==== MATERIAL PROVIDED ====

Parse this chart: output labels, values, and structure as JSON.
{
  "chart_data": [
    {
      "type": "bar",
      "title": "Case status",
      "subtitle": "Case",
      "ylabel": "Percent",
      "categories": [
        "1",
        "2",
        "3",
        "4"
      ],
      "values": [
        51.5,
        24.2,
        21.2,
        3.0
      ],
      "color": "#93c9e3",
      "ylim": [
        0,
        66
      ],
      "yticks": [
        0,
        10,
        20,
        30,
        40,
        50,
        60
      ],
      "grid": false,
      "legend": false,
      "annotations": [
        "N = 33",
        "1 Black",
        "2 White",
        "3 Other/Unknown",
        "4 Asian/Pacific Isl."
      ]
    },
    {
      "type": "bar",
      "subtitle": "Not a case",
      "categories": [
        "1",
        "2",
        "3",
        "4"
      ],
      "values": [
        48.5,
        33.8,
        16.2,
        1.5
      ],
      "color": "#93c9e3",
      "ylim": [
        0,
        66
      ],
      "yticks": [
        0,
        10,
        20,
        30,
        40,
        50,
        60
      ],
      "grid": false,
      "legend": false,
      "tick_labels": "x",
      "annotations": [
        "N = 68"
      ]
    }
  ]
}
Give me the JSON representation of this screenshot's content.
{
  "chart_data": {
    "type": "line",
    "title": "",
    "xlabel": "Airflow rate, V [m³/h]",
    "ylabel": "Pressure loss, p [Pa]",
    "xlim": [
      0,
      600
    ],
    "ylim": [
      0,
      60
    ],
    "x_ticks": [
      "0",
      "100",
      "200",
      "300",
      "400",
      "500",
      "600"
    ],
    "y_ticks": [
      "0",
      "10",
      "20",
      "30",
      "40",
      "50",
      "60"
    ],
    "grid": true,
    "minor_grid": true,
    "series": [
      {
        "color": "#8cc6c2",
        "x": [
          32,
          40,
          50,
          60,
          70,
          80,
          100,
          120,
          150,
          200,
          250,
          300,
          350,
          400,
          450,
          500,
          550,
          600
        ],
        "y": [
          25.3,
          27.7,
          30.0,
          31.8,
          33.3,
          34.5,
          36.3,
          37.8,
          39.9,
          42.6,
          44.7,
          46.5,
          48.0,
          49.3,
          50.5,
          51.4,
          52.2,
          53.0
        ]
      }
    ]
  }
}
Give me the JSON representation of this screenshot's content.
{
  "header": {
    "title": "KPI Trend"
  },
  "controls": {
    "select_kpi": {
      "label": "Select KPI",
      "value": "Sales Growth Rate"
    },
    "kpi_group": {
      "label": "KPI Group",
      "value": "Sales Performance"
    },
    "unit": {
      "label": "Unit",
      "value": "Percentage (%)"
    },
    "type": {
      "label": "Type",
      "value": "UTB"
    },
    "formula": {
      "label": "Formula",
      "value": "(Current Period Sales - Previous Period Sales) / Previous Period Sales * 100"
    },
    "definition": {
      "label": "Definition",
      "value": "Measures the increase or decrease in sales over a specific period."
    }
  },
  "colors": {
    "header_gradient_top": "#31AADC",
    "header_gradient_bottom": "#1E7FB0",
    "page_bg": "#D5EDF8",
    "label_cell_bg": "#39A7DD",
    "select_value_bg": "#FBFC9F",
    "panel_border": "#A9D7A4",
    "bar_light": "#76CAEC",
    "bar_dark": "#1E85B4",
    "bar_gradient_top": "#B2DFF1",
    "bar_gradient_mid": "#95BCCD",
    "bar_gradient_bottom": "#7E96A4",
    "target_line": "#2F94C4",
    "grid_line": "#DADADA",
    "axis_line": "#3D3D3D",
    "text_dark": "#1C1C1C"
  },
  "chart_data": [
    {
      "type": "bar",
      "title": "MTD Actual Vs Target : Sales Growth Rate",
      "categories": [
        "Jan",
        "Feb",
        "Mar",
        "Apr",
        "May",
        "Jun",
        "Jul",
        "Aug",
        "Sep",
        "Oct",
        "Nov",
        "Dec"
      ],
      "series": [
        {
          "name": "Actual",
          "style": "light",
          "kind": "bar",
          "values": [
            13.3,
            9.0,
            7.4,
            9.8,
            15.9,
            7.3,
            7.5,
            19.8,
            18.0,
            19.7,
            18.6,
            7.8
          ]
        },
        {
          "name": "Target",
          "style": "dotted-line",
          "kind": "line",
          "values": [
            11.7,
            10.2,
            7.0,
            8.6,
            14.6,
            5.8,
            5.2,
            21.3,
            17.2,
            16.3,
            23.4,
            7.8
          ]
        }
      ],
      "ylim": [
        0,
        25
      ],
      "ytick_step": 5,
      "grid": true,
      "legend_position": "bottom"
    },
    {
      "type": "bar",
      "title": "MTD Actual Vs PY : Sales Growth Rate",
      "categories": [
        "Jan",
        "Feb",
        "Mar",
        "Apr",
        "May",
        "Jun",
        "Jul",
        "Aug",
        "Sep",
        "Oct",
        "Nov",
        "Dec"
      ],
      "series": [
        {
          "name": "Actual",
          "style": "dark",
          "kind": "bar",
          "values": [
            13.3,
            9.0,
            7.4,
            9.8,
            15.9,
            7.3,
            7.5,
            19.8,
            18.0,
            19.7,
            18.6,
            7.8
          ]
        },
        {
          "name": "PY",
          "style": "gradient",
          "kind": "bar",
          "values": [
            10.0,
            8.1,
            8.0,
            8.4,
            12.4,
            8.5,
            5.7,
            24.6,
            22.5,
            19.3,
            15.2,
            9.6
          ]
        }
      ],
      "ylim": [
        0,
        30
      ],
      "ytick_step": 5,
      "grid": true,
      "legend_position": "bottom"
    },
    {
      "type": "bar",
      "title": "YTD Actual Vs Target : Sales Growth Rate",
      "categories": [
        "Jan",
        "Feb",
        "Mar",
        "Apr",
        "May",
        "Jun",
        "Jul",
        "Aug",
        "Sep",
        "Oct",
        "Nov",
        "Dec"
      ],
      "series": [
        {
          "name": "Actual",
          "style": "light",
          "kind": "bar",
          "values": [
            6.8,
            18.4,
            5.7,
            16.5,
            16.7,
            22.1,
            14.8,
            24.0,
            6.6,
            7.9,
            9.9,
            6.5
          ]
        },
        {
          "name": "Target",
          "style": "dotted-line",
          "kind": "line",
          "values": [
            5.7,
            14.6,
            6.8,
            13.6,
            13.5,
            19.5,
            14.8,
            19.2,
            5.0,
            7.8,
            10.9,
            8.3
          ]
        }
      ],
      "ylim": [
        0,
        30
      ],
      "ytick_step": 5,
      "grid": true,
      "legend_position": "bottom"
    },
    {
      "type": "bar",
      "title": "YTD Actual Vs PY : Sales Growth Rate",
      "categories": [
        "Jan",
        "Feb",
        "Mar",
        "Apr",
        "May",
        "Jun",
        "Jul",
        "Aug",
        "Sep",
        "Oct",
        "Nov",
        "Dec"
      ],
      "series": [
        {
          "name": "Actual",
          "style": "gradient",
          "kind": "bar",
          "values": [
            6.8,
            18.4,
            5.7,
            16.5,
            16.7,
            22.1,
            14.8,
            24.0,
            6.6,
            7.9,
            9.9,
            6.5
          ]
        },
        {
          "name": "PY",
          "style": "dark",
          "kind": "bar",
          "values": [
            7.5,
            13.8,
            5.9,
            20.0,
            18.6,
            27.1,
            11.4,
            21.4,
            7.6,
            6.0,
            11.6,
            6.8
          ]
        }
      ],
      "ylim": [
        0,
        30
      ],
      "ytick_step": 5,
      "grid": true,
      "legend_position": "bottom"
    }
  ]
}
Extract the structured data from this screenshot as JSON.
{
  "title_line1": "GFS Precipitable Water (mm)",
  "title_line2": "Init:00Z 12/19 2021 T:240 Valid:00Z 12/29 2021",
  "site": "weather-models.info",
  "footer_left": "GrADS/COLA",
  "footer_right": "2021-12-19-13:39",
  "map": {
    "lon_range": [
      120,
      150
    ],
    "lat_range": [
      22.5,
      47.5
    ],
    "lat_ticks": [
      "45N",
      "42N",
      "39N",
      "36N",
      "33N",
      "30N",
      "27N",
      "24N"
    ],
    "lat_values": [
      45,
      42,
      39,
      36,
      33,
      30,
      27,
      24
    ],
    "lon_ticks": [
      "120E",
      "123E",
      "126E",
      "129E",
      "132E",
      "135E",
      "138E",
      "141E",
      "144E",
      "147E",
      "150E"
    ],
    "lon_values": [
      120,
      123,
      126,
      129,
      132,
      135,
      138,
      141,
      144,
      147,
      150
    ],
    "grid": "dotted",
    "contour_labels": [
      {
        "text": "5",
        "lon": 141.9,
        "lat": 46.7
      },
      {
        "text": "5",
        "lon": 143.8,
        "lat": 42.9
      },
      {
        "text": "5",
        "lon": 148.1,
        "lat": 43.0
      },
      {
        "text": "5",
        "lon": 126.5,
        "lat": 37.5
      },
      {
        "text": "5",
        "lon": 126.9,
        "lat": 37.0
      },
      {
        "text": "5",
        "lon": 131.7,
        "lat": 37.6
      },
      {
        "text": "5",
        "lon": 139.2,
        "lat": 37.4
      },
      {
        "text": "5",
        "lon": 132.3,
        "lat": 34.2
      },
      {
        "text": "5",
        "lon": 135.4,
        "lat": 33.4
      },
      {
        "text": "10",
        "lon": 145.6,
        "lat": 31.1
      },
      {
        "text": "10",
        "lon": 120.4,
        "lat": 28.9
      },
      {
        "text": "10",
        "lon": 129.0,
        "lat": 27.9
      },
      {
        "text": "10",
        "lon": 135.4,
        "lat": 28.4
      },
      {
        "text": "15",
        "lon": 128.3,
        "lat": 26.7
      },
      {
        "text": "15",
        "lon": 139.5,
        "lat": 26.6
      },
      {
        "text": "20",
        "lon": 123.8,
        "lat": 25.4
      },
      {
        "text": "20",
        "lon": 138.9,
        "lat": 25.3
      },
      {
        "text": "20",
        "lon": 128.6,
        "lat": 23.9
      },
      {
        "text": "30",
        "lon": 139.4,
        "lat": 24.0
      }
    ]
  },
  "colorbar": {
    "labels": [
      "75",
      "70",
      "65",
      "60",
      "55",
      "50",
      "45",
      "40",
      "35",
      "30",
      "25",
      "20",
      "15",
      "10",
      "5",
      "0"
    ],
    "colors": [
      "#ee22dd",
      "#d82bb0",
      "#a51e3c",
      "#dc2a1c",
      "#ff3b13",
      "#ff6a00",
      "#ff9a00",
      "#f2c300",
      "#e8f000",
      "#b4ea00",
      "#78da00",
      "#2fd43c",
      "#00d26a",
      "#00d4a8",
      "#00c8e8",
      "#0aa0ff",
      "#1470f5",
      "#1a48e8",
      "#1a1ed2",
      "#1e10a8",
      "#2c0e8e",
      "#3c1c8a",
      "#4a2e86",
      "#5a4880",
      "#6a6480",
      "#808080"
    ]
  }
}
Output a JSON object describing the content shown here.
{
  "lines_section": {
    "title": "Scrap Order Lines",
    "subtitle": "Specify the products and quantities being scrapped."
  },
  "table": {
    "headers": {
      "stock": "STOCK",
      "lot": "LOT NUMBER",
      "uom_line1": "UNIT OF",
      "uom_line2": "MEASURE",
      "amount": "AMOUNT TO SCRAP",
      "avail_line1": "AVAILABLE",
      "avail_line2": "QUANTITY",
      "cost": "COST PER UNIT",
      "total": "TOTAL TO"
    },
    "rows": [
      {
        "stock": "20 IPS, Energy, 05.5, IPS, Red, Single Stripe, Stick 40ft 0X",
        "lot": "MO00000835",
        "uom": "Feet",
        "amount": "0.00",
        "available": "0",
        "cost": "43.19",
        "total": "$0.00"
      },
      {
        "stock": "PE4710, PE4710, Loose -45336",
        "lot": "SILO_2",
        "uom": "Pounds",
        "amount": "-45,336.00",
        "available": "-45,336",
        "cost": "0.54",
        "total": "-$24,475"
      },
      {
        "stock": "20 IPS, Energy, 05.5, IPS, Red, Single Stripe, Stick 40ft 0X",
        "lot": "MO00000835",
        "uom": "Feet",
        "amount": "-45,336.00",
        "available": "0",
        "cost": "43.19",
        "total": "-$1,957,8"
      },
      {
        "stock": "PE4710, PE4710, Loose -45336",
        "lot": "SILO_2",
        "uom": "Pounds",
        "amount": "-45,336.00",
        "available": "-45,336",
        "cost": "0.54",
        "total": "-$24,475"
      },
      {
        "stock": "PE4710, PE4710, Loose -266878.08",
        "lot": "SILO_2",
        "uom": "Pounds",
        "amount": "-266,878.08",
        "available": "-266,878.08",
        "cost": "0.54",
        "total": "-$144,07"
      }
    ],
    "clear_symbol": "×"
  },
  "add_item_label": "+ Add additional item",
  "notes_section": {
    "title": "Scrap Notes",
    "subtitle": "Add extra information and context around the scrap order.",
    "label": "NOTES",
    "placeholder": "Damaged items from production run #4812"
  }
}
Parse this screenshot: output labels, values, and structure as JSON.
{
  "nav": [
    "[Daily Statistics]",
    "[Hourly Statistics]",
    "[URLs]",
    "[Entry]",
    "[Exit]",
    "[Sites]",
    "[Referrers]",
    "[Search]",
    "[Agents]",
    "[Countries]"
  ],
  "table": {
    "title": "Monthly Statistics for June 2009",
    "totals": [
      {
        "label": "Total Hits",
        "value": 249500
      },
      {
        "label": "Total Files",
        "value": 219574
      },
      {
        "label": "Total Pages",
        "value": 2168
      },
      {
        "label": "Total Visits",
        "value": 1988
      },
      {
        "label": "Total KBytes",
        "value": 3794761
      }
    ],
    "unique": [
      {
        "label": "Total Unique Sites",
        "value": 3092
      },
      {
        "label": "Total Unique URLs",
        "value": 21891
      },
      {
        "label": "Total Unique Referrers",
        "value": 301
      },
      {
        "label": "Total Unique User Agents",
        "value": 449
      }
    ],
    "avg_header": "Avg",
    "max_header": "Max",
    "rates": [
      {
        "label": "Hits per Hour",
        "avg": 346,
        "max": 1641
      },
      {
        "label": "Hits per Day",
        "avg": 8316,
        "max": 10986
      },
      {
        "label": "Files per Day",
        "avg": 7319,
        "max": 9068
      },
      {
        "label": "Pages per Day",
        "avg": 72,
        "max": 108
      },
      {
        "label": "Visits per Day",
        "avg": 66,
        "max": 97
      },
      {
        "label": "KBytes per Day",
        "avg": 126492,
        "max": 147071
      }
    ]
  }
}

====

(YOUR GOAL):
Reproduce each line of the material containing the word "Parse".

(SOLUTION TO THIS PROBLEM):
Parse this chart: output labels, values, and structure as JSON.
Parse this screenshot: output labels, values, and structure as JSON.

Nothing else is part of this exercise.